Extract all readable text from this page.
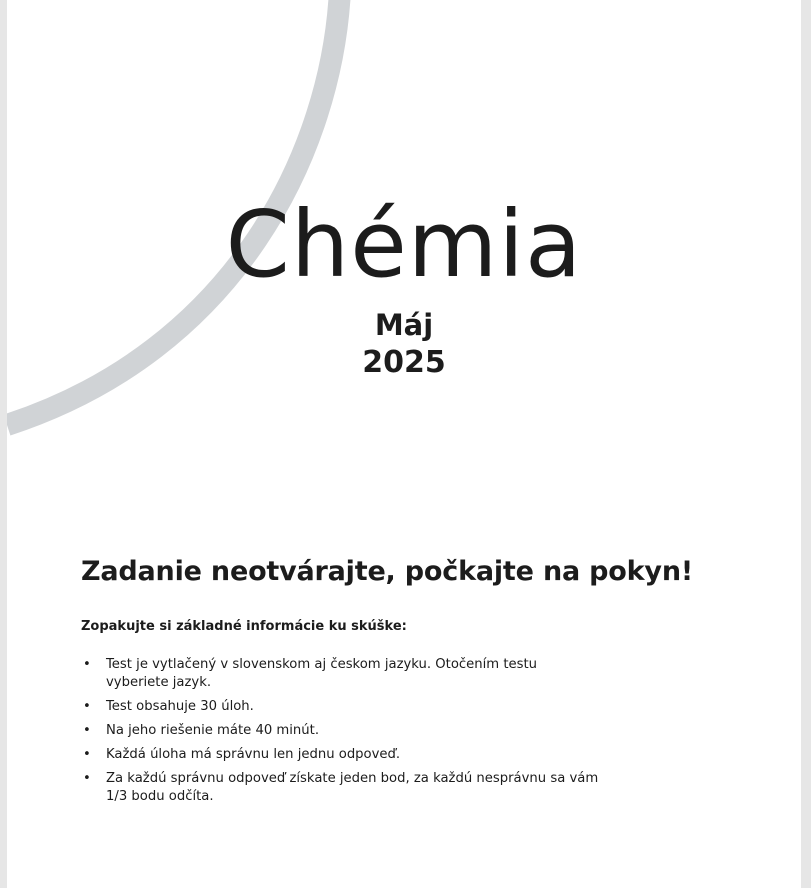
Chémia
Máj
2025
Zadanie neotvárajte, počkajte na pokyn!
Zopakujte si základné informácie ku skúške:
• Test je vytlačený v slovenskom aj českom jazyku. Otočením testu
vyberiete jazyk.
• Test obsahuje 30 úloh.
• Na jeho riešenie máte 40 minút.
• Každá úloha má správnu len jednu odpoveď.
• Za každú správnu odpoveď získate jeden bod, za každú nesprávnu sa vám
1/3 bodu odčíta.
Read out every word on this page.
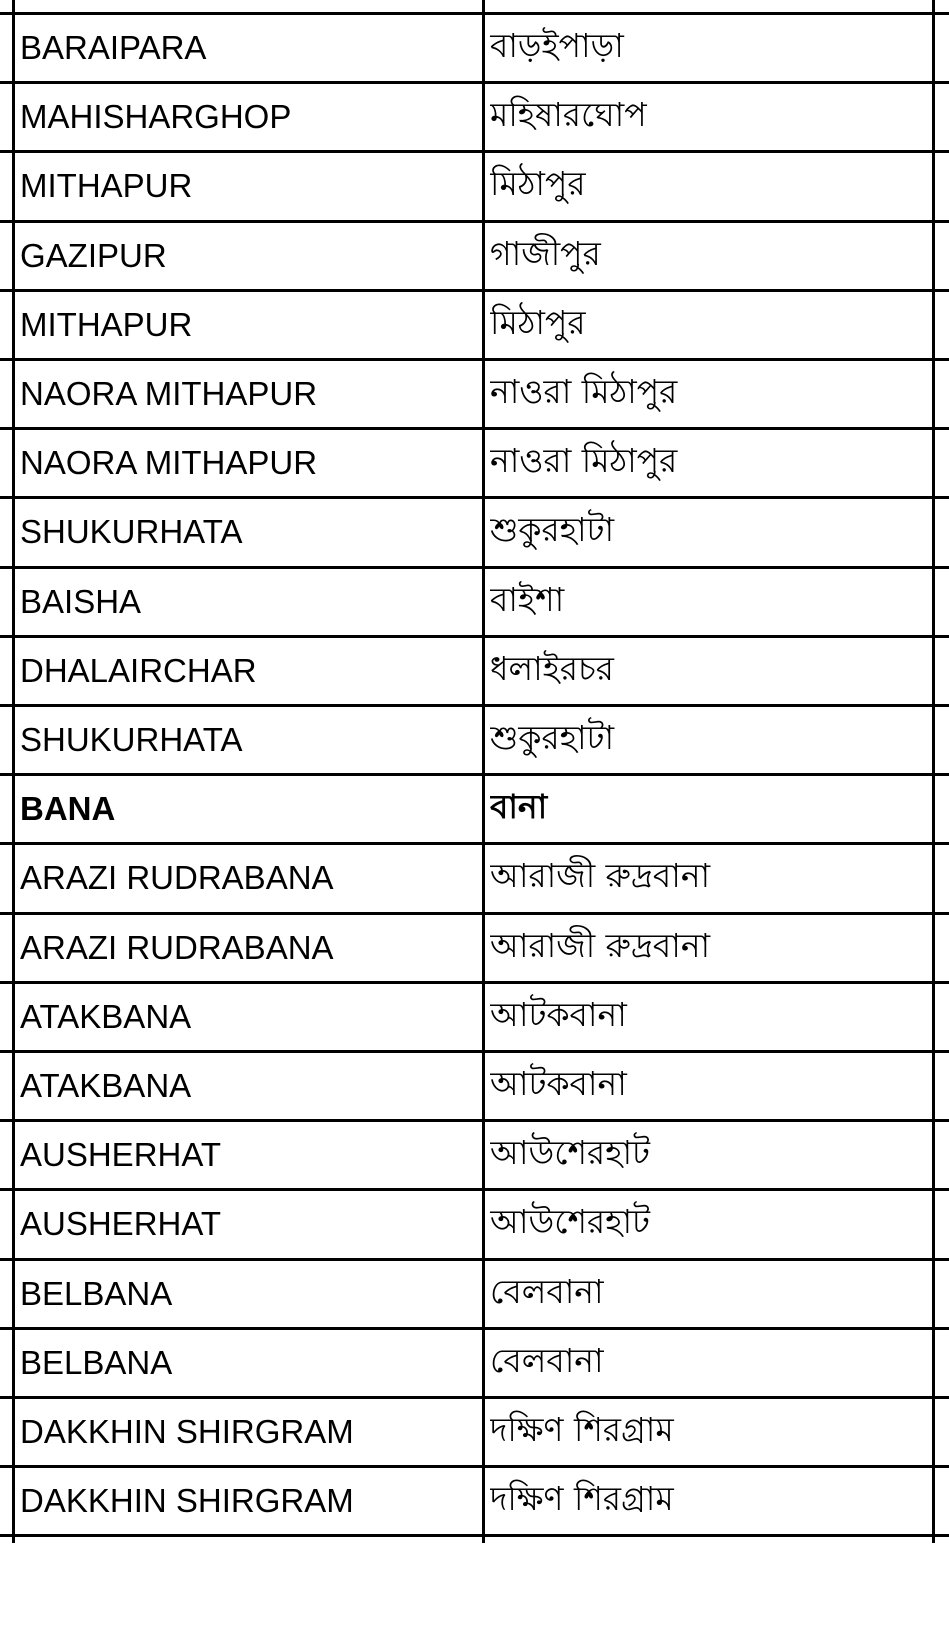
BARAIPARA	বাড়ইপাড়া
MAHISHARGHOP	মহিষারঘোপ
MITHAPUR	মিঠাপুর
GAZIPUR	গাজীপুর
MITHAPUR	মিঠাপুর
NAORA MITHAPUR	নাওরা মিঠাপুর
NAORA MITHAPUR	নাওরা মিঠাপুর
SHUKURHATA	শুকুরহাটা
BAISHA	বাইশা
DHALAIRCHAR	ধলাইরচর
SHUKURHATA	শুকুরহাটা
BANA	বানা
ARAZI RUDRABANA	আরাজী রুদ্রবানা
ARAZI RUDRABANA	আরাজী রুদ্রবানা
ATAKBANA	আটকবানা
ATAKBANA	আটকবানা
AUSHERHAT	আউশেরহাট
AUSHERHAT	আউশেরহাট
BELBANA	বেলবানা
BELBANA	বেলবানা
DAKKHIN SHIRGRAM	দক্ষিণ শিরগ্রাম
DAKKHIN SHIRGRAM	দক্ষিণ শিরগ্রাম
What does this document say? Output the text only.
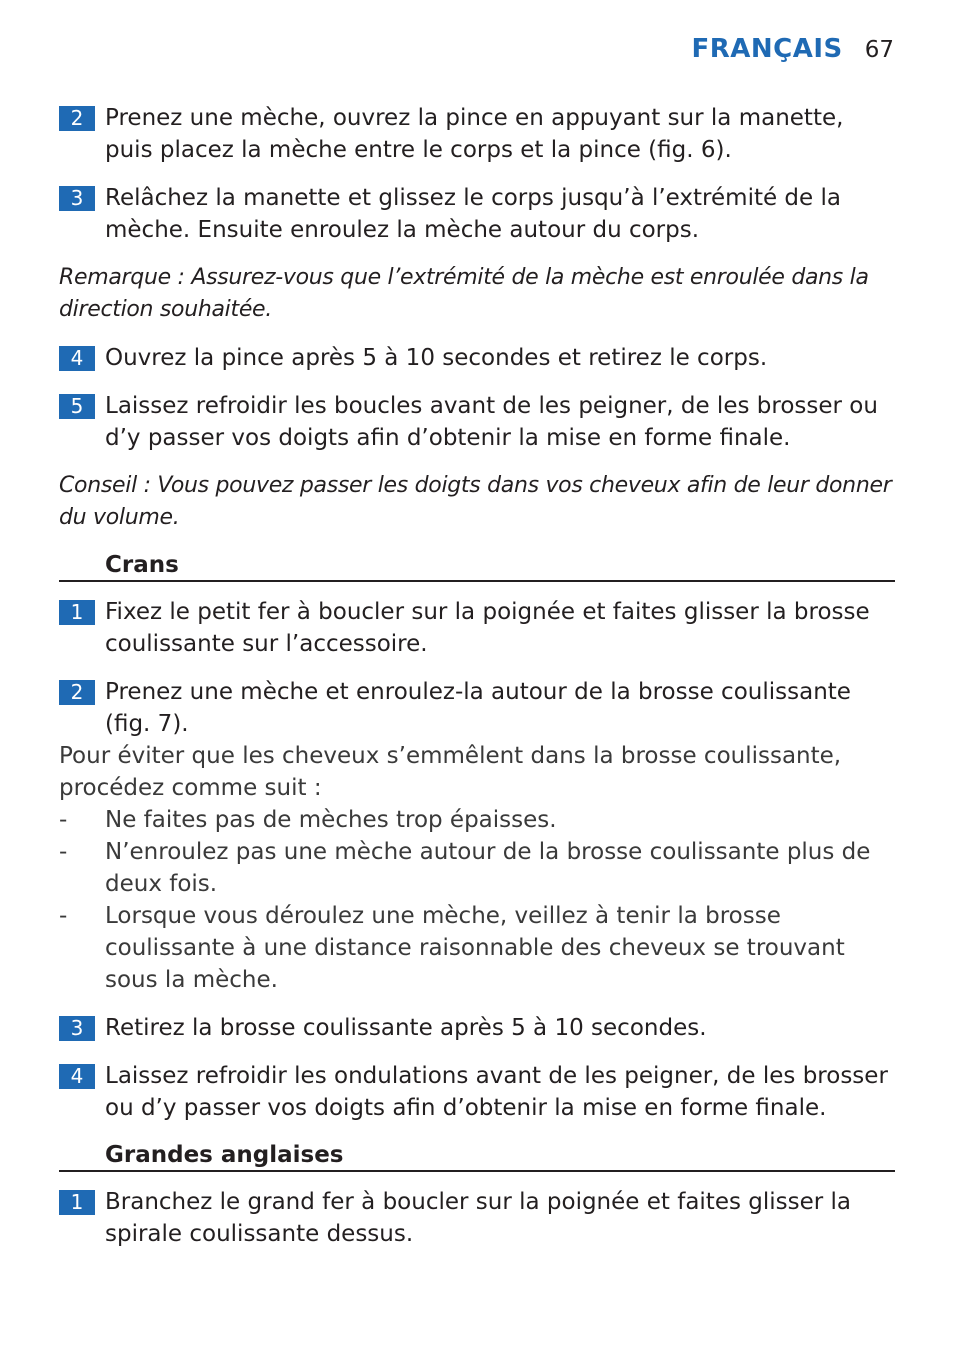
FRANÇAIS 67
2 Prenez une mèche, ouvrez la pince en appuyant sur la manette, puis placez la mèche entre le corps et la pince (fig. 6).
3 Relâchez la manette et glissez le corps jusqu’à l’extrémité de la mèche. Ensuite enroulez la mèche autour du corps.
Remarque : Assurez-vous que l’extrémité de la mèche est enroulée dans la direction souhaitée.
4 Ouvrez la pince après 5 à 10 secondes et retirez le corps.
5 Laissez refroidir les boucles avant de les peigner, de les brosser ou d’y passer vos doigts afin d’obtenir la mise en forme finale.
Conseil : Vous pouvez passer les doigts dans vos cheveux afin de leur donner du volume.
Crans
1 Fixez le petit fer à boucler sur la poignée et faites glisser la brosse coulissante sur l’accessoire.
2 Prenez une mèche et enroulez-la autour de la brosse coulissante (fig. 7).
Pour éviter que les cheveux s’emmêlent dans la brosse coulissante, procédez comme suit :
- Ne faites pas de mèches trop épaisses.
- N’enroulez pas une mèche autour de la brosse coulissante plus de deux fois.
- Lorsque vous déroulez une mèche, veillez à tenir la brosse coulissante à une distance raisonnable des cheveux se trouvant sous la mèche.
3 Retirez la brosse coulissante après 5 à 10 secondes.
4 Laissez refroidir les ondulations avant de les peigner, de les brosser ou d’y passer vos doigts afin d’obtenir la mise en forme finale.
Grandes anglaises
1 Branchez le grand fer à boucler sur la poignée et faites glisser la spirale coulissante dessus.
...
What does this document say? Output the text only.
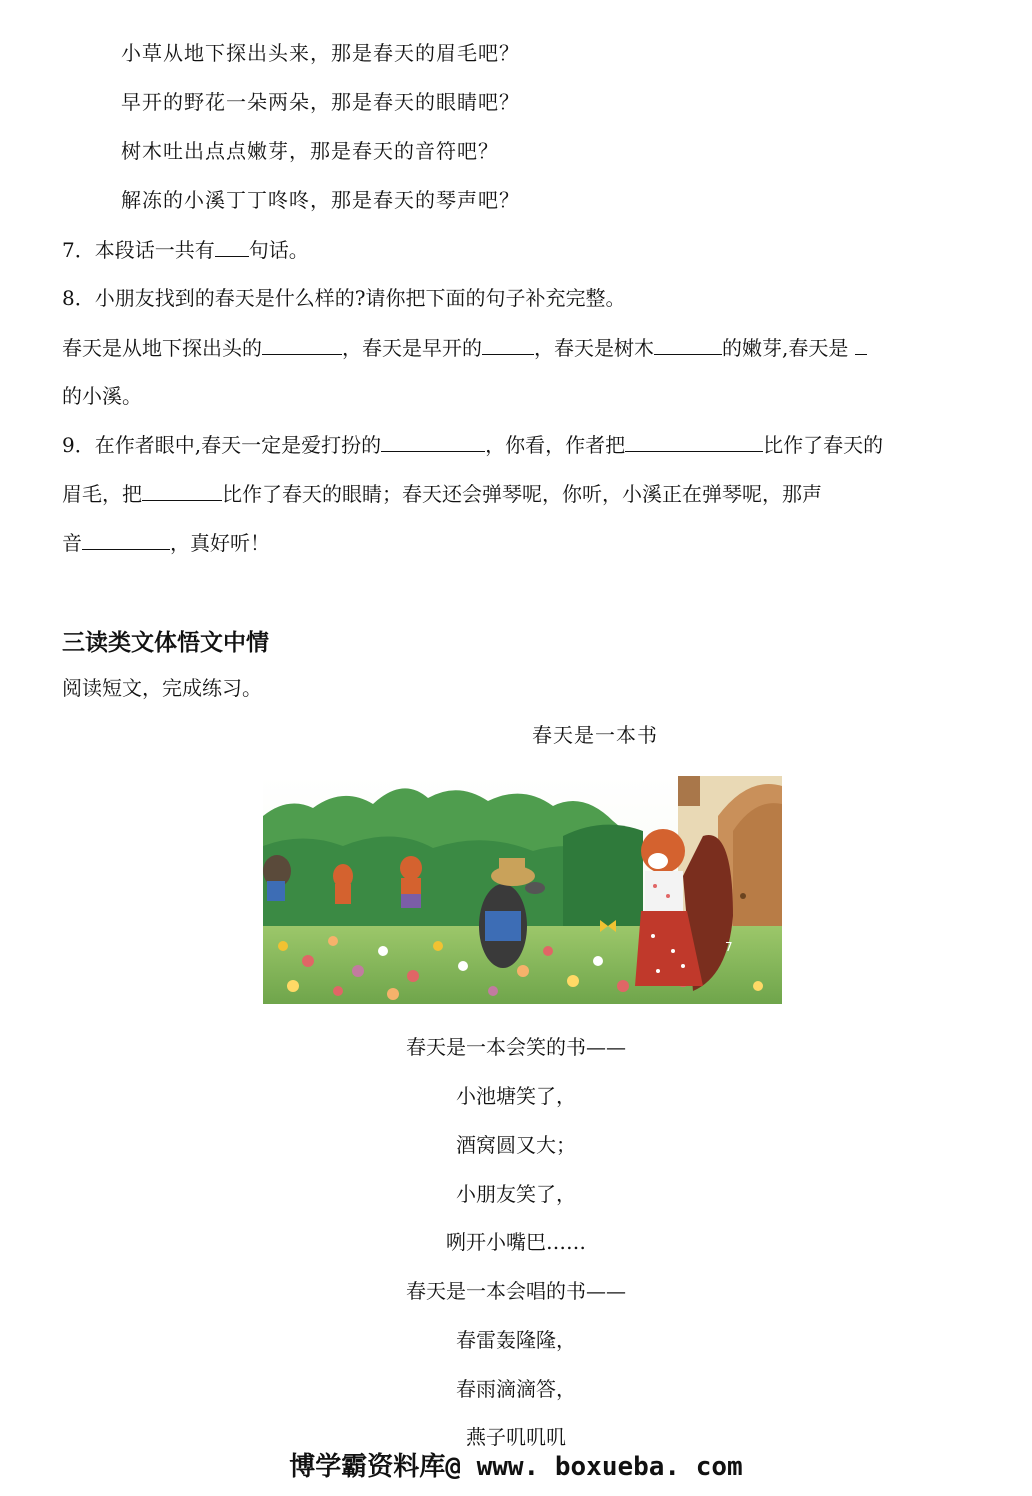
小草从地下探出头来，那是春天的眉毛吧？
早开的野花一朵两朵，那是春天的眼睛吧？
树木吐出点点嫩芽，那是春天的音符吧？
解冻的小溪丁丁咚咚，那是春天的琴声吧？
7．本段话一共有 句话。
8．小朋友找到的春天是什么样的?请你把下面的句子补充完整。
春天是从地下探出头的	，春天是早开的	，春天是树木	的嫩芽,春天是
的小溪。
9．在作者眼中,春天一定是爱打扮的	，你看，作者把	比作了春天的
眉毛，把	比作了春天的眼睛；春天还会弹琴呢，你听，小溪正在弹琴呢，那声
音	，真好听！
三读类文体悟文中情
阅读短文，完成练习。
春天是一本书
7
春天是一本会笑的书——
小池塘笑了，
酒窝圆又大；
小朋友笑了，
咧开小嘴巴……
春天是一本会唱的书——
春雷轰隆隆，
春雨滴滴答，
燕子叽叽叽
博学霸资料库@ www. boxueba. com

OBJECTIVE: List the lines of the material in which the word "forme" occurs.

CORRECT OUTPUT:
5 Laissez refroidir les boucles avant de les peigner, de les brosser ou d’y passer vos doigts afin d’obtenir la mise en forme finale.
4 Laissez refroidir les ondulations avant de les peigner, de les brosser ou d’y passer vos doigts afin d’obtenir la mise en forme finale.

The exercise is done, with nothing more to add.